Goal:
Repeat each entry exactly and drop the pictures.

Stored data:
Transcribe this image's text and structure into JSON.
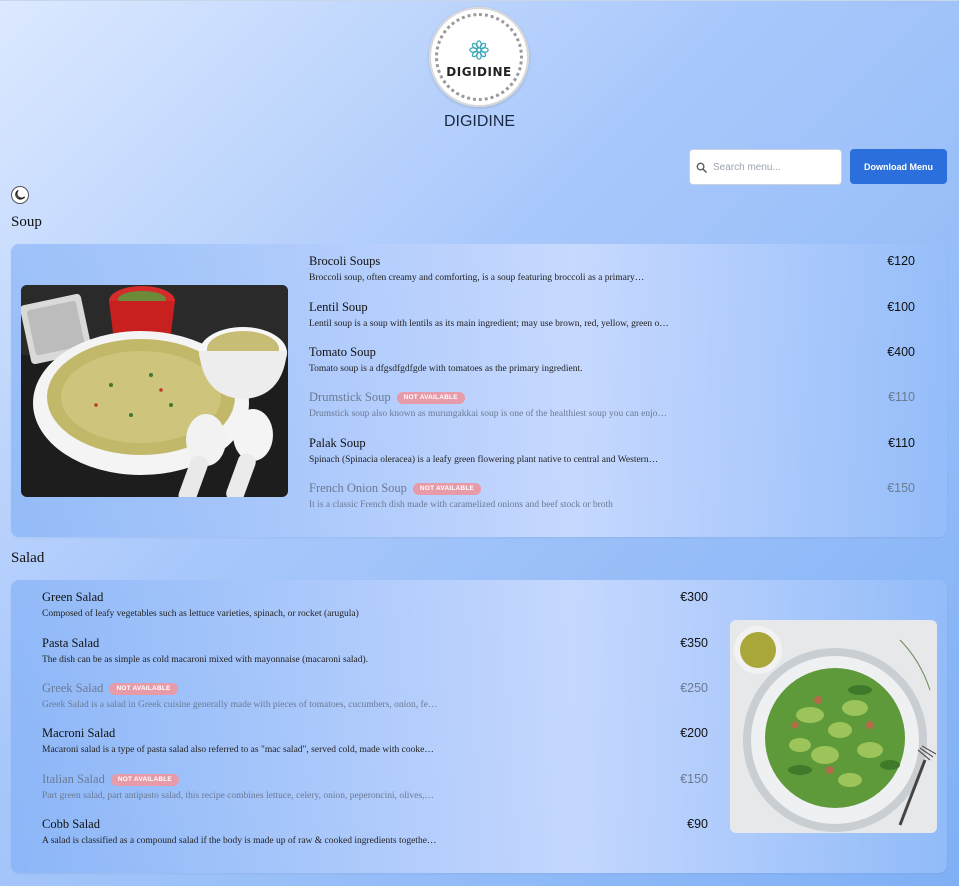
{
  "brand": {
    "name": "DIGIDINE",
    "logo_text": "DIGIDINE"
  },
  "header": {
    "search_placeholder": "Search menu...",
    "download_label": "Download Menu"
  },
  "colors": {
    "accent": "#2a6fdb",
    "badge": "#e79aa8"
  },
  "icons": {
    "search": "search-icon",
    "theme": "moon-icon",
    "logo": "lotus-icon"
  },
  "sections": [
    {
      "title": "Soup",
      "items": [
        {
          "name": "Brocoli Soups",
          "desc": "Broccoli soup, often creamy and comforting, is a soup featuring broccoli as a primary…",
          "price": "€120",
          "available": true,
          "badge": ""
        },
        {
          "name": "Lentil Soup",
          "desc": "Lentil soup is a soup with lentils as its main ingredient; may use brown, red, yellow, green o…",
          "price": "€100",
          "available": true,
          "badge": ""
        },
        {
          "name": "Tomato Soup",
          "desc": "Tomato soup is a dfgsdfgdfgde with tomatoes as the primary ingredient.",
          "price": "€400",
          "available": true,
          "badge": ""
        },
        {
          "name": "Drumstick Soup",
          "desc": "Drumstick soup also known as murungakkai soup is one of the healthiest soup you can enjo…",
          "price": "€110",
          "available": false,
          "badge": "NOT AVAILABLE"
        },
        {
          "name": "Palak Soup",
          "desc": "Spinach (Spinacia oleracea) is a leafy green flowering plant native to central and Western…",
          "price": "€110",
          "available": true,
          "badge": ""
        },
        {
          "name": "French Onion Soup",
          "desc": "It is a classic French dish made with caramelized onions and beef stock or broth",
          "price": "€150",
          "available": false,
          "badge": "NOT AVAILABLE"
        }
      ]
    },
    {
      "title": "Salad",
      "items": [
        {
          "name": "Green Salad",
          "desc": "Composed of leafy vegetables such as lettuce varieties, spinach, or rocket (arugula)",
          "price": "€300",
          "available": true,
          "badge": ""
        },
        {
          "name": "Pasta Salad",
          "desc": "The dish can be as simple as cold macaroni mixed with mayonnaise (macaroni salad).",
          "price": "€350",
          "available": true,
          "badge": ""
        },
        {
          "name": "Greek Salad",
          "desc": "Greek Salad is a salad in Greek cuisine generally made with pieces of tomatoes, cucumbers, onion, fe…",
          "price": "€250",
          "available": false,
          "badge": "NOT AVAILABLE"
        },
        {
          "name": "Macroni Salad",
          "desc": "Macaroni salad is a type of pasta salad also referred to as \"mac salad\", served cold, made with cooke…",
          "price": "€200",
          "available": true,
          "badge": ""
        },
        {
          "name": "Italian Salad",
          "desc": "Part green salad, part antipasto salad, this recipe combines lettuce, celery, onion, peperoncini, olives,…",
          "price": "€150",
          "available": false,
          "badge": "NOT AVAILABLE"
        },
        {
          "name": "Cobb Salad",
          "desc": "A salad is classified as a compound salad if the body is made up of raw & cooked ingredients togethe…",
          "price": "€90",
          "available": true,
          "badge": ""
        }
      ]
    }
  ]
}
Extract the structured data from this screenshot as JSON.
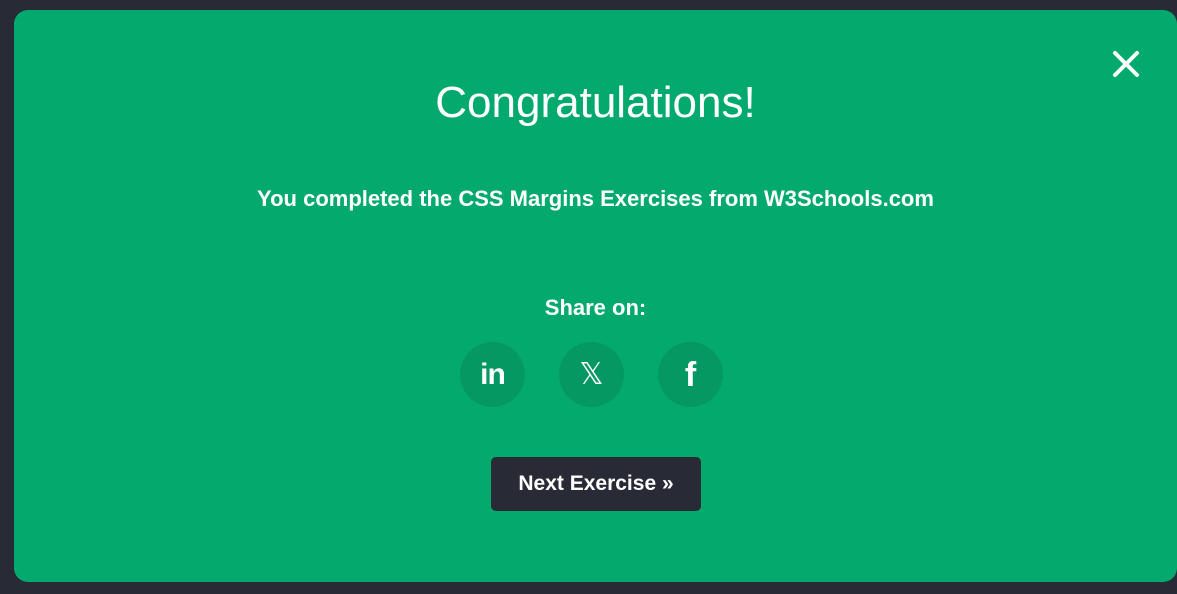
{
  "modal": {
    "title": "Congratulations!",
    "message": "You completed the CSS Margins Exercises from W3Schools.com",
    "share_label": "Share on:",
    "share_buttons": [
      {
        "icon": "linkedin-icon",
        "glyph": "in"
      },
      {
        "icon": "x-icon",
        "glyph": "𝕏"
      },
      {
        "icon": "facebook-icon",
        "glyph": "f"
      }
    ],
    "next_button_label": "Next Exercise »",
    "close_icon": "close-icon"
  },
  "colors": {
    "modal_background": "#04aa6d",
    "share_button_background": "#059862",
    "page_background": "#282a35",
    "next_button_background": "#282a35",
    "text": "#ffffff"
  }
}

Result of this exercise:
Transcribe this image's text and structure into JSON.
{
  "brand": {
    "name": "DIGIDINE",
    "logo_text": "DIGIDINE"
  },
  "header": {
    "search_placeholder": "Search menu...",
    "download_label": "Download Menu"
  },
  "colors": {
    "accent": "#2a6fdb",
    "badge": "#e79aa8"
  },
  "icons": {
    "search": "search-icon",
    "theme": "moon-icon",
    "logo": "lotus-icon"
  },
  "sections": [
    {
      "title": "Soup",
      "items": [
        {
          "name": "Brocoli Soups",
          "desc": "Broccoli soup, often creamy and comforting, is a soup featuring broccoli as a primary…",
          "price": "€120",
          "available": true,
          "badge": ""
        },
        {
          "name": "Lentil Soup",
          "desc": "Lentil soup is a soup with lentils as its main ingredient; may use brown, red, yellow, green o…",
          "price": "€100",
          "available": true,
          "badge": ""
        },
        {
          "name": "Tomato Soup",
          "desc": "Tomato soup is a dfgsdfgdfgde with tomatoes as the primary ingredient.",
          "price": "€400",
          "available": true,
          "badge": ""
        },
        {
          "name": "Drumstick Soup",
          "desc": "Drumstick soup also known as murungakkai soup is one of the healthiest soup you can enjo…",
          "price": "€110",
          "available": false,
          "badge": "NOT AVAILABLE"
        },
        {
          "name": "Palak Soup",
          "desc": "Spinach (Spinacia oleracea) is a leafy green flowering plant native to central and Western…",
          "price": "€110",
          "available": true,
          "badge": ""
        },
        {
          "name": "French Onion Soup",
          "desc": "It is a classic French dish made with caramelized onions and beef stock or broth",
          "price": "€150",
          "available": false,
          "badge": "NOT AVAILABLE"
        }
      ]
    },
    {
      "title": "Salad",
      "items": [
        {
          "name": "Green Salad",
          "desc": "Composed of leafy vegetables such as lettuce varieties, spinach, or rocket (arugula)",
          "price": "€300",
          "available": true,
          "badge": ""
        },
        {
          "name": "Pasta Salad",
          "desc": "The dish can be as simple as cold macaroni mixed with mayonnaise (macaroni salad).",
          "price": "€350",
          "available": true,
          "badge": ""
        },
        {
          "name": "Greek Salad",
          "desc": "Greek Salad is a salad in Greek cuisine generally made with pieces of tomatoes, cucumbers, onion, fe…",
          "price": "€250",
          "available": false,
          "badge": "NOT AVAILABLE"
        },
        {
          "name": "Macroni Salad",
          "desc": "Macaroni salad is a type of pasta salad also referred to as \"mac salad\", served cold, made with cooke…",
          "price": "€200",
          "available": true,
          "badge": ""
        },
        {
          "name": "Italian Salad",
          "desc": "Part green salad, part antipasto salad, this recipe combines lettuce, celery, onion, peperoncini, olives,…",
          "price": "€150",
          "available": false,
          "badge": "NOT AVAILABLE"
        },
        {
          "name": "Cobb Salad",
          "desc": "A salad is classified as a compound salad if the body is made up of raw & cooked ingredients togethe…",
          "price": "€90",
          "available": true,
          "badge": ""
        }
      ]
    }
  ]
}
Extract the structured data from this screenshot as JSON.
{
  "modal": {
    "title": "Congratulations!",
    "message": "You completed the CSS Margins Exercises from W3Schools.com",
    "share_label": "Share on:",
    "share_buttons": [
      {
        "icon": "linkedin-icon",
        "glyph": "in"
      },
      {
        "icon": "x-icon",
        "glyph": "𝕏"
      },
      {
        "icon": "facebook-icon",
        "glyph": "f"
      }
    ],
    "next_button_label": "Next Exercise »",
    "close_icon": "close-icon"
  },
  "colors": {
    "modal_background": "#04aa6d",
    "share_button_background": "#059862",
    "page_background": "#282a35",
    "next_button_background": "#282a35",
    "text": "#ffffff"
  }
}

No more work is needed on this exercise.